### TASK REQUIREMENTS
Every entry must be given again exactly.

>>>

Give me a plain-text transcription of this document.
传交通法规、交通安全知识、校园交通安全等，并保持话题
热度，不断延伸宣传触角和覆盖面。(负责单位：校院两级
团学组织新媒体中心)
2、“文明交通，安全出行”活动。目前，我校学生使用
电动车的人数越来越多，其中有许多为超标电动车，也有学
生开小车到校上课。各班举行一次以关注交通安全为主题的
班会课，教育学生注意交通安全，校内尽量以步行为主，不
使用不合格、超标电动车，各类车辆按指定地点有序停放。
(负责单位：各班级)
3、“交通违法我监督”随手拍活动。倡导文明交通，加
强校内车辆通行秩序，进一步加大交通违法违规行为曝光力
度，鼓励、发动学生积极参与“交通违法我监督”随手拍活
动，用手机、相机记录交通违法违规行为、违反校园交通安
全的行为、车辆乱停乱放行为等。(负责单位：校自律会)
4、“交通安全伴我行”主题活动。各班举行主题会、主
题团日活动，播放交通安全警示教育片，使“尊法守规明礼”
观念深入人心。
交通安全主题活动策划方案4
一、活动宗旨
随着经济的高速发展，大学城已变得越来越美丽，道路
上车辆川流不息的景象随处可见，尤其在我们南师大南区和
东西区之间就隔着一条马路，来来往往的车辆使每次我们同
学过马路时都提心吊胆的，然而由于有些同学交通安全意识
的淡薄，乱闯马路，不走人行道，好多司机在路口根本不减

<<<

### THE COMPLETED TASK
Give me a plain-text transcription of this document.
传交通法规、交通安全知识、校园交通安全等，并保持话题
热度，不断延伸宣传触角和覆盖面。(负责单位：校院两级
团学组织新媒体中心)
2、“文明交通，安全出行”活动。目前，我校学生使用
电动车的人数越来越多，其中有许多为超标电动车，也有学
生开小车到校上课。各班举行一次以关注交通安全为主题的
班会课，教育学生注意交通安全，校内尽量以步行为主，不
使用不合格、超标电动车，各类车辆按指定地点有序停放。
(负责单位：各班级)
3、“交通违法我监督”随手拍活动。倡导文明交通，加
强校内车辆通行秩序，进一步加大交通违法违规行为曝光力
度，鼓励、发动学生积极参与“交通违法我监督”随手拍活
动，用手机、相机记录交通违法违规行为、违反校园交通安
全的行为、车辆乱停乱放行为等。(负责单位：校自律会)
4、“交通安全伴我行”主题活动。各班举行主题会、主
题团日活动，播放交通安全警示教育片，使“尊法守规明礼”
观念深入人心。
交通安全主题活动策划方案4
一、活动宗旨
随着经济的高速发展，大学城已变得越来越美丽，道路
上车辆川流不息的景象随处可见，尤其在我们南师大南区和
东西区之间就隔着一条马路，来来往往的车辆使每次我们同
学过马路时都提心吊胆的，然而由于有些同学交通安全意识
的淡薄，乱闯马路，不走人行道，好多司机在路口根本不减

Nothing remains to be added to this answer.